- YOUR OBJECTIVE -
Collect all lines from the listing that include the string "حياة".

[Data extracted from a collection]
******
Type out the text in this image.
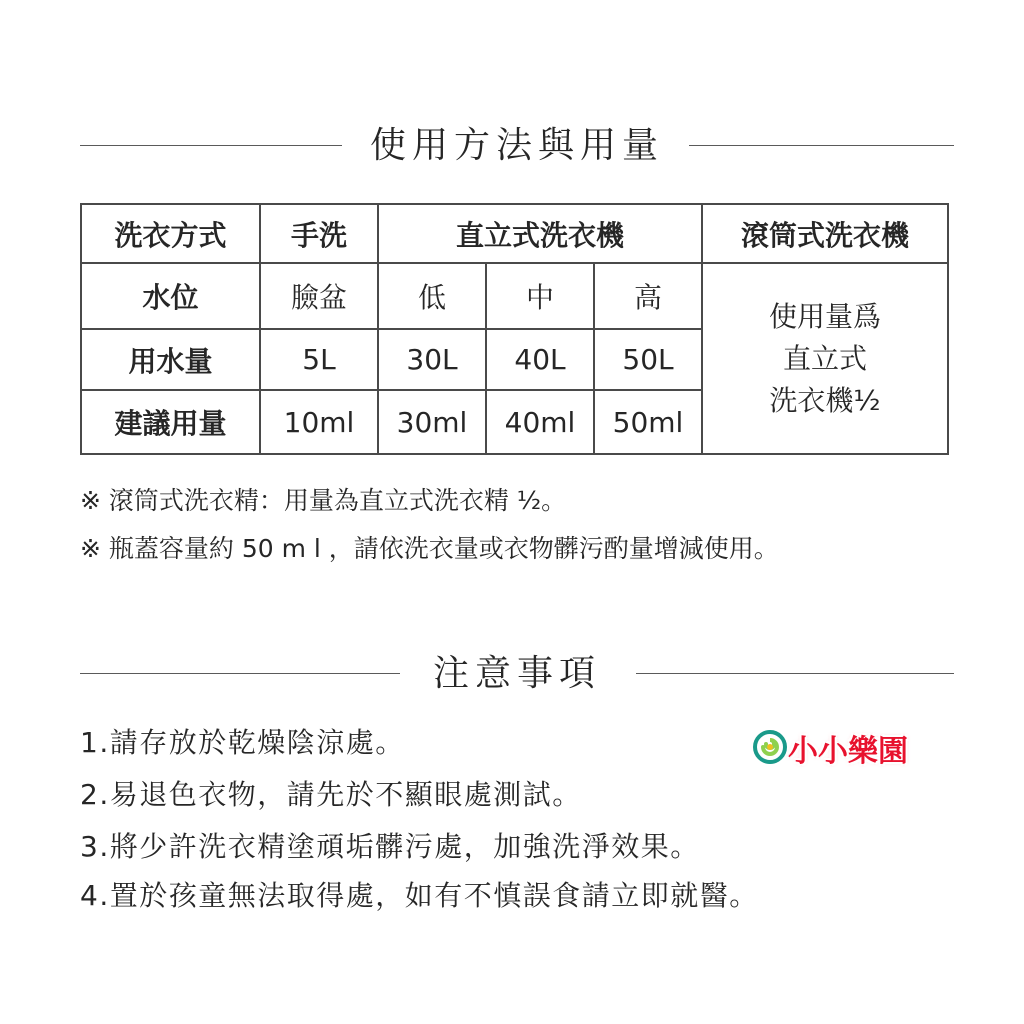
使用方法與用量
洗衣方式	手洗	直立式洗衣機			滾筒式洗衣機
水位	臉盆	低	中	高	使用量爲
直立式
洗衣機½

用水量	5L	30L	40L	50L	
建議用量	10ml	30ml	40ml	50ml	
※ 滾筒式洗衣精：用量為直立式洗衣精 ½。
※ 瓶蓋容量約 50 m l ，請依洗衣量或衣物髒污酌量增減使用。
注意事項
1.請存放於乾燥陰涼處。
2.易退色衣物，請先於不顯眼處測試。
3.將少許洗衣精塗頑垢髒污處，加強洗淨效果。
4.置於孩童無法取得處，如有不慎誤食請立即就醫。
小小樂園
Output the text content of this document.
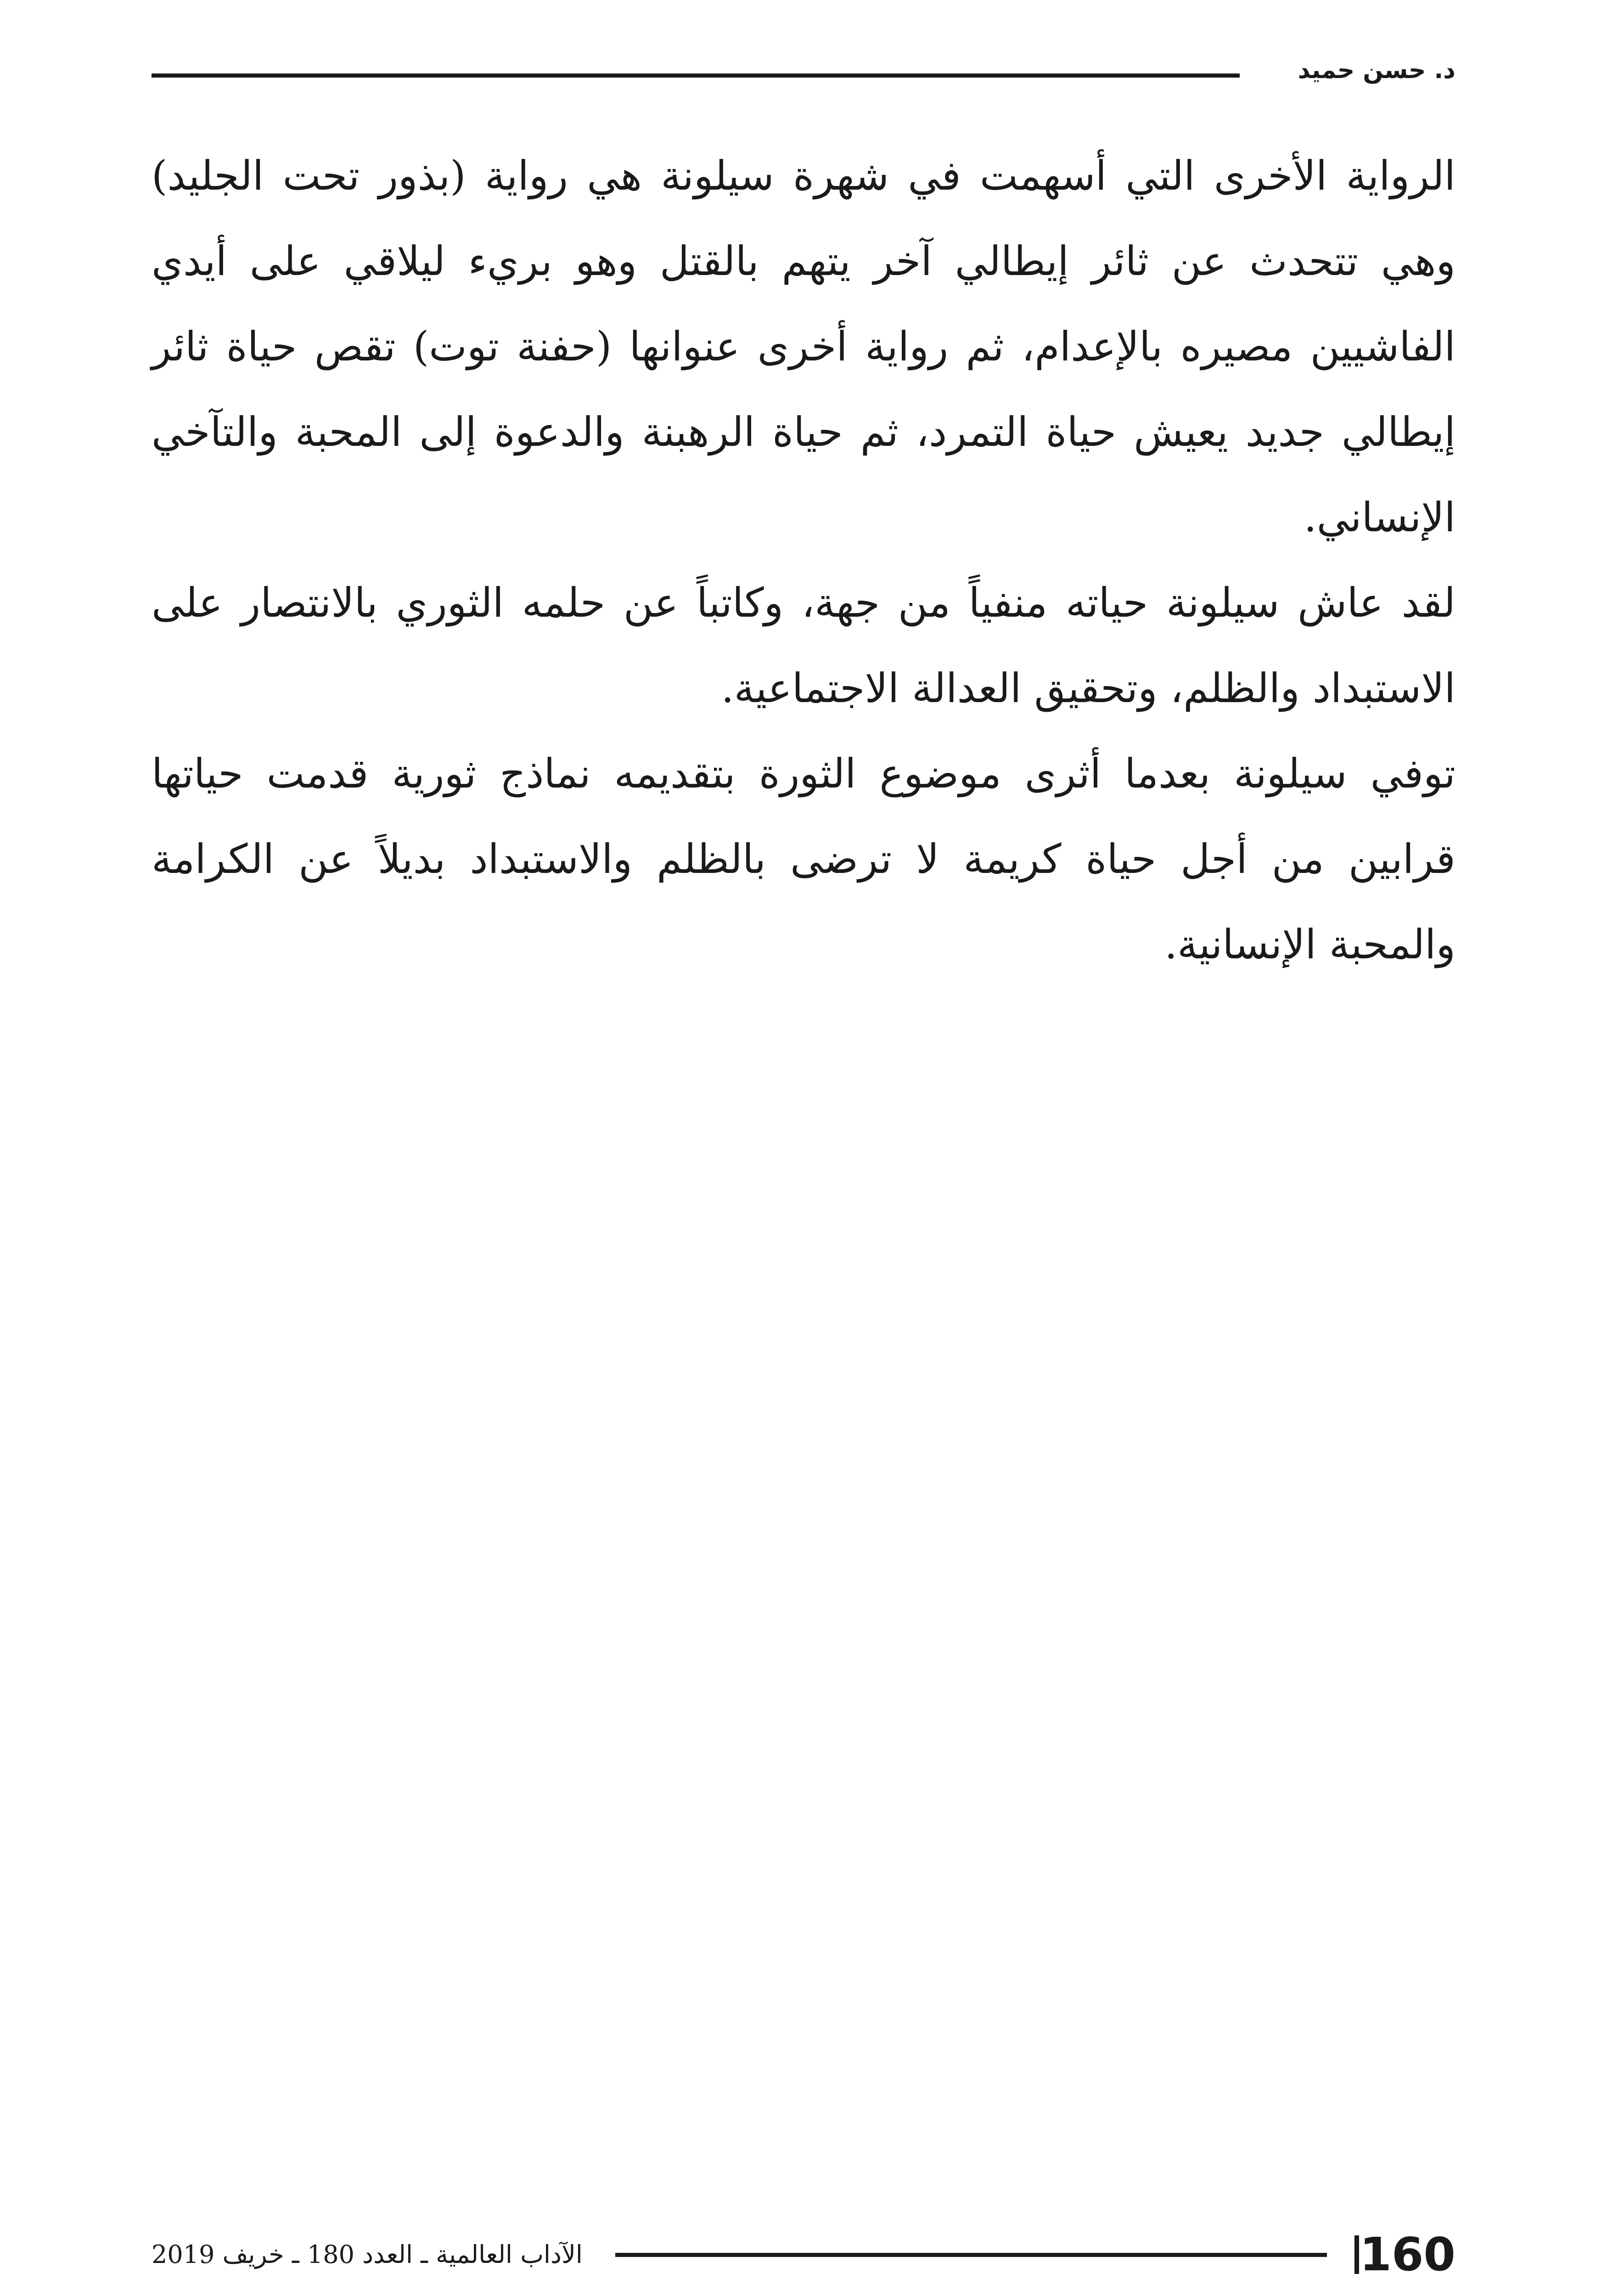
د. حسن حميد

الرواية الأخرى التي أسهمت في شهرة سيلونة هي رواية (بذور تحت الجليد) وهي تتحدث عن ثائر إيطالي آخر يتهم بالقتل وهو بريء ليلاقي على أيدي الفاشيين مصيره بالإعدام، ثم رواية أخرى عنوانها (حفنة توت) تقص حياة ثائر إيطالي جديد يعيش حياة التمرد، ثم حياة الرهبنة والدعوة إلى المحبة والتآخي الإنساني.

لقد عاش سيلونة حياته منفياً من جهة، وكاتباً عن حلمه الثوري بالانتصار على الاستبداد والظلم، وتحقيق العدالة الاجتماعية.

توفي سيلونة بعدما أثرى موضوع الثورة بتقديمه نماذج ثورية قدمت حياتها قرابين من أجل حياة كريمة لا ترضى بالظلم والاستبداد بديلاً عن الكرامة والمحبة الإنسانية.

160
الآداب العالمية ـ العدد 180 ـ خريف 2019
******
- EXERCISE RESPONSE -
الرواية الأخرى التي أسهمت في شهرة سيلونة هي رواية (بذور تحت الجليد) وهي تتحدث عن ثائر إيطالي آخر يتهم بالقتل وهو بريء ليلاقي على أيدي الفاشيين مصيره بالإعدام، ثم رواية أخرى عنوانها (حفنة توت) تقص حياة ثائر إيطالي جديد يعيش حياة التمرد، ثم حياة الرهبنة والدعوة إلى المحبة والتآخي الإنساني.
توفي سيلونة بعدما أثرى موضوع الثورة بتقديمه نماذج ثورية قدمت حياتها قرابين من أجل حياة كريمة لا ترضى بالظلم والاستبداد بديلاً عن الكرامة والمحبة الإنسانية.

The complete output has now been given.